**Exercise**
Please turn every line of the material below into a Markdown table with the columns Row and Line, numbering rows from 1 and skipping blank lines. Omit the pictures.

**Task inputs**
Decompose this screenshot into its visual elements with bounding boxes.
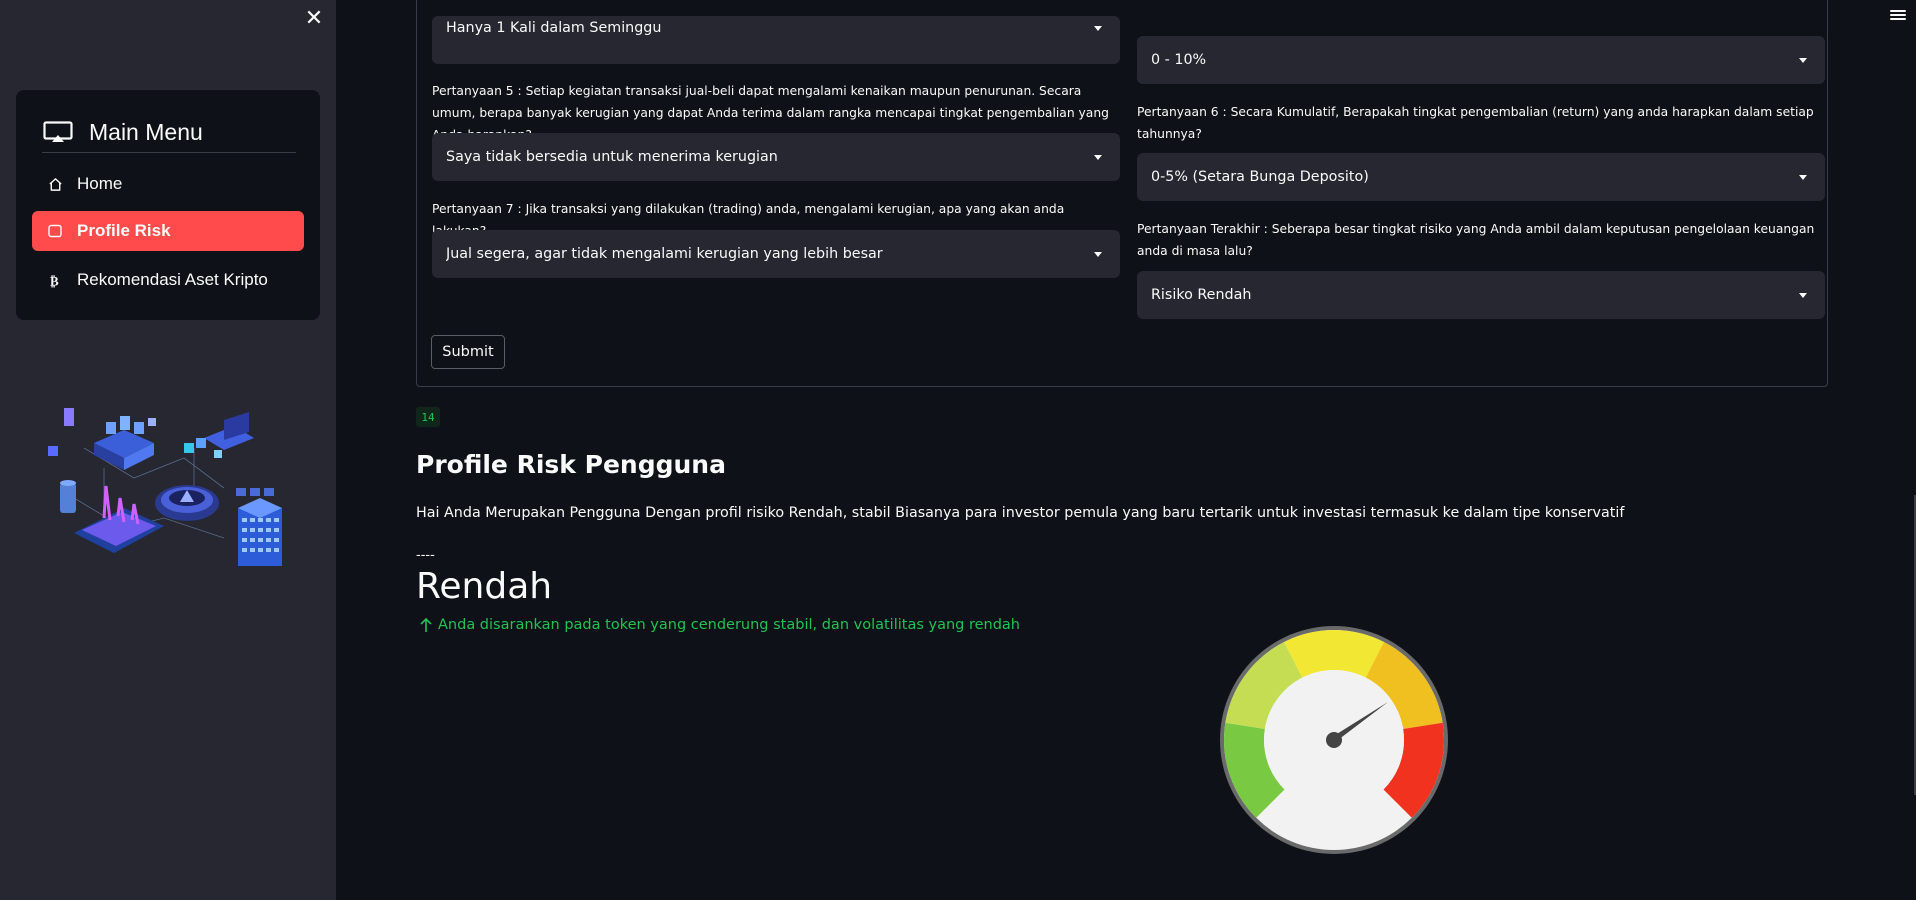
risk-gauge	[1220, 626, 1448, 854]
select-question-7[interactable]: Jual segera, agar tidak mengalami kerugi…	[432, 230, 1120, 278]
chevron-down-icon	[1094, 154, 1102, 160]
main-menu: Main Menu Home Profile Risk ₿ Rekomendas…	[16, 90, 320, 320]
select-value: 0 - 10%	[1151, 52, 1207, 68]
sidebar-item-label: Rekomendasi Aset Kripto	[77, 270, 268, 289]
square-icon	[47, 223, 63, 239]
crypto-illustration	[48, 408, 282, 566]
chevron-down-icon	[1799, 174, 1807, 180]
sidebar: ✕ Main Menu Home Profile Risk ₿ Rekomend…	[0, 0, 336, 900]
select-value: Saya tidak bersedia untuk menerima kerug…	[446, 149, 778, 165]
menu-header: Main Menu	[42, 112, 296, 153]
select-previous-right[interactable]: 0 - 10%	[1137, 36, 1825, 84]
metric-delta: Anda disarankan pada token yang cenderun…	[416, 617, 1020, 633]
select-question-last[interactable]: Risiko Rendah	[1137, 271, 1825, 319]
select-question-5[interactable]: Saya tidak bersedia untuk menerima kerug…	[432, 133, 1120, 181]
hamburger-menu-icon[interactable]	[1890, 8, 1906, 24]
profile-description: Hai Anda Merupakan Pengguna Dengan profi…	[416, 505, 1625, 521]
menu-title: Main Menu	[89, 118, 203, 145]
metric-delta-text: Anda disarankan pada token yang cenderun…	[438, 617, 1020, 633]
select-value: Hanya 1 Kali dalam Seminggu	[446, 20, 662, 36]
chevron-down-icon	[1799, 292, 1807, 298]
monitor-icon	[43, 121, 73, 142]
chevron-down-icon	[1799, 57, 1807, 63]
question-last-label: Pertanyaan Terakhir : Seberapa besar tin…	[1137, 222, 1815, 258]
close-icon[interactable]: ✕	[302, 6, 326, 30]
chevron-down-icon	[1094, 25, 1102, 31]
score-badge: 14	[416, 407, 440, 427]
chevron-down-icon	[1094, 251, 1102, 257]
separator-text: ----	[416, 548, 435, 563]
select-value: Risiko Rendah	[1151, 287, 1252, 303]
select-value: Jual segera, agar tidak mengalami kerugi…	[446, 246, 883, 262]
submit-button[interactable]: Submit	[431, 335, 505, 369]
sidebar-item-profile-risk[interactable]: Profile Risk	[32, 211, 304, 251]
sidebar-item-label: Home	[77, 174, 123, 193]
select-question-6[interactable]: 0-5% (Setara Bunga Deposito)	[1137, 153, 1825, 201]
main-content: Hanya 1 Kali dalam Seminggu 0 - 10% Pert…	[336, 0, 1916, 900]
arrow-up-icon	[420, 617, 432, 632]
house-icon	[47, 176, 63, 192]
select-value: 0-5% (Setara Bunga Deposito)	[1151, 169, 1369, 185]
sidebar-item-label: Profile Risk	[77, 221, 171, 240]
svg-text:₿: ₿	[50, 274, 59, 288]
sidebar-item-home[interactable]: Home	[32, 164, 304, 204]
question-6-label: Pertanyaan 6 : Secara Kumulatif, Berapak…	[1137, 105, 1814, 141]
sidebar-item-rekomendasi[interactable]: ₿ Rekomendasi Aset Kripto	[32, 260, 304, 300]
select-previous-left[interactable]: Hanya 1 Kali dalam Seminggu	[432, 16, 1120, 64]
page-title: Profile Risk Pengguna	[416, 450, 726, 479]
bitcoin-icon: ₿	[47, 272, 63, 288]
metric-value: Rendah	[416, 566, 553, 607]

**Final answer**
| Row | Line |
|---|---|
| 1 | Decompose this screenshot into its visual elements with bounding boxes. |
| 2 | risk-gauge	[1220, 626, 1448, 854] |
| 3 | select-question-7[interactable]: Jual segera, agar tidak mengalami kerugi…	[432, 230, 1120, 278] |
| 4 | chevron-down-icon	[1094, 154, 1102, 160] |
| 5 | main-menu: Main Menu Home Profile Risk ₿ Rekomendas…	[16, 90, 320, 320] |
| 6 | select-value: 0 - 10%	[1151, 52, 1207, 68] |
| 7 | sidebar-item-label: Rekomendasi Aset Kripto	[77, 270, 268, 289] |
| 8 | square-icon	[47, 223, 63, 239] |
| 9 | crypto-illustration	[48, 408, 282, 566] |
| 10 | chevron-down-icon	[1799, 174, 1807, 180] |
| 11 | sidebar: ✕ Main Menu Home Profile Risk ₿ Rekomend…	[0, 0, 336, 900] |
| 12 | select-value: Saya tidak bersedia untuk menerima kerug…	[446, 149, 778, 165] |
| 13 | menu-header: Main Menu	[42, 112, 296, 153] |
| 14 | select-previous-right[interactable]: 0 - 10%	[1137, 36, 1825, 84] |
| 15 | metric-delta: Anda disarankan pada token yang cenderun…	[416, 617, 1020, 633] |
| 16 | select-question-last[interactable]: Risiko Rendah	[1137, 271, 1825, 319] |
| 17 | select-question-5[interactable]: Saya tidak bersedia untuk menerima kerug…	[432, 133, 1120, 181] |
| 18 | hamburger-menu-icon[interactable]	[1890, 8, 1906, 24] |
| 19 | profile-description: Hai Anda Merupakan Pengguna Dengan profi…	[416, 505, 1625, 521] |
| 20 | menu-title: Main Menu	[89, 118, 203, 145] |
| 21 | metric-delta-text: Anda disarankan pada token yang cenderun…	[438, 617, 1020, 633] |
| 22 | select-value: Hanya 1 Kali dalam Seminggu	[446, 20, 662, 36] |
| 23 | chevron-down-icon	[1799, 292, 1807, 298] |
| 24 | monitor-icon	[43, 121, 73, 142] |
| 25 | chevron-down-icon	[1799, 57, 1807, 63] |
| 26 | question-last-label: Pertanyaan Terakhir : Seberapa besar tin…	[1137, 222, 1815, 258] |
| 27 | close-icon[interactable]: ✕	[302, 6, 326, 30] |
| 28 | chevron-down-icon	[1094, 25, 1102, 31] |
| 29 | score-badge: 14	[416, 407, 440, 427] |
| 30 | chevron-down-icon	[1094, 251, 1102, 257] |
| 31 | separator-text: ----	[416, 548, 435, 563] |
| 32 | select-value: Risiko Rendah	[1151, 287, 1252, 303] |
| 33 | select-value: Jual segera, agar tidak mengalami kerugi…	[446, 246, 883, 262] |
| 34 | submit-button[interactable]: Submit	[431, 335, 505, 369] |
| 35 | sidebar-item-profile-risk[interactable]: Profile Risk	[32, 211, 304, 251] |
| 36 | sidebar-item-label: Home	[77, 174, 123, 193] |
| 37 | select-question-6[interactable]: 0-5% (Setara Bunga Deposito)	[1137, 153, 1825, 201] |
| 38 | main-content: Hanya 1 Kali dalam Seminggu 0 - 10% Pert…	[336, 0, 1916, 900] |
| 39 | arrow-up-icon	[420, 617, 432, 632] |
| 40 | house-icon	[47, 176, 63, 192] |
| 41 | select-value: 0-5% (Setara Bunga Deposito)	[1151, 169, 1369, 185] |
| 42 | sidebar-item-label: Profile Risk	[77, 221, 171, 240] |
| 43 | svg-text:₿: ₿	[50, 274, 59, 288] |
| 44 | sidebar-item-home[interactable]: Home	[32, 164, 304, 204] |
| 45 | question-6-label: Pertanyaan 6 : Secara Kumulatif, Berapak…	[1137, 105, 1814, 141] |
| 46 | sidebar-item-rekomendasi[interactable]: ₿ Rekomendasi Aset Kripto	[32, 260, 304, 300] |
| 47 | select-previous-left[interactable]: Hanya 1 Kali dalam Seminggu	[432, 16, 1120, 64] |
| 48 | page-title: Profile Risk Pengguna	[416, 450, 726, 479] |
| 49 | bitcoin-icon: ₿	[47, 272, 63, 288] |
| 50 | metric-value: Rendah	[416, 566, 553, 607] |